Job: Write out the whole of the material exactly.

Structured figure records
|---|

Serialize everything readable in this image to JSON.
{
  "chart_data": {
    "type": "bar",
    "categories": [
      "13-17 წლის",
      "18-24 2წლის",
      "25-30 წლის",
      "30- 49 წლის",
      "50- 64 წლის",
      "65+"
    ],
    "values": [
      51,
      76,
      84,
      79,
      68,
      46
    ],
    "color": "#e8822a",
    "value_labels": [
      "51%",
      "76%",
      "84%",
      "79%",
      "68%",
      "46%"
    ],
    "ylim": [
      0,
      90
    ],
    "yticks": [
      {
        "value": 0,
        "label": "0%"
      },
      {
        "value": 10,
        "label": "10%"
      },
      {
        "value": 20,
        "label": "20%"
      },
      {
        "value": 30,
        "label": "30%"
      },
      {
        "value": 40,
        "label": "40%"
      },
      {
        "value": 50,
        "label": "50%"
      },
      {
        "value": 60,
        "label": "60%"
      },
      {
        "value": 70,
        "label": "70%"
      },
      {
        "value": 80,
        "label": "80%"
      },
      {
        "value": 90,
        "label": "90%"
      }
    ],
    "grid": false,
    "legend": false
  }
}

|---|

Task output:
Serialize everything readable in this image to JSON.
{
  "chart_data": {
    "type": "bar",
    "categories": [
      "13-17 წლის",
      "18-24 2წლის",
      "25-30 წლის",
      "30- 49 წლის",
      "50- 64 წლის",
      "65+"
    ],
    "values": [
      51,
      76,
      84,
      79,
      68,
      46
    ],
    "color": "#e8822a",
    "value_labels": [
      "51%",
      "76%",
      "84%",
      "79%",
      "68%",
      "46%"
    ],
    "ylim": [
      0,
      90
    ],
    "yticks": [
      {
        "value": 0,
        "label": "0%"
      },
      {
        "value": 10,
        "label": "10%"
      },
      {
        "value": 20,
        "label": "20%"
      },
      {
        "value": 30,
        "label": "30%"
      },
      {
        "value": 40,
        "label": "40%"
      },
      {
        "value": 50,
        "label": "50%"
      },
      {
        "value": 60,
        "label": "60%"
      },
      {
        "value": 70,
        "label": "70%"
      },
      {
        "value": 80,
        "label": "80%"
      },
      {
        "value": 90,
        "label": "90%"
      }
    ],
    "grid": false,
    "legend": false
  }
}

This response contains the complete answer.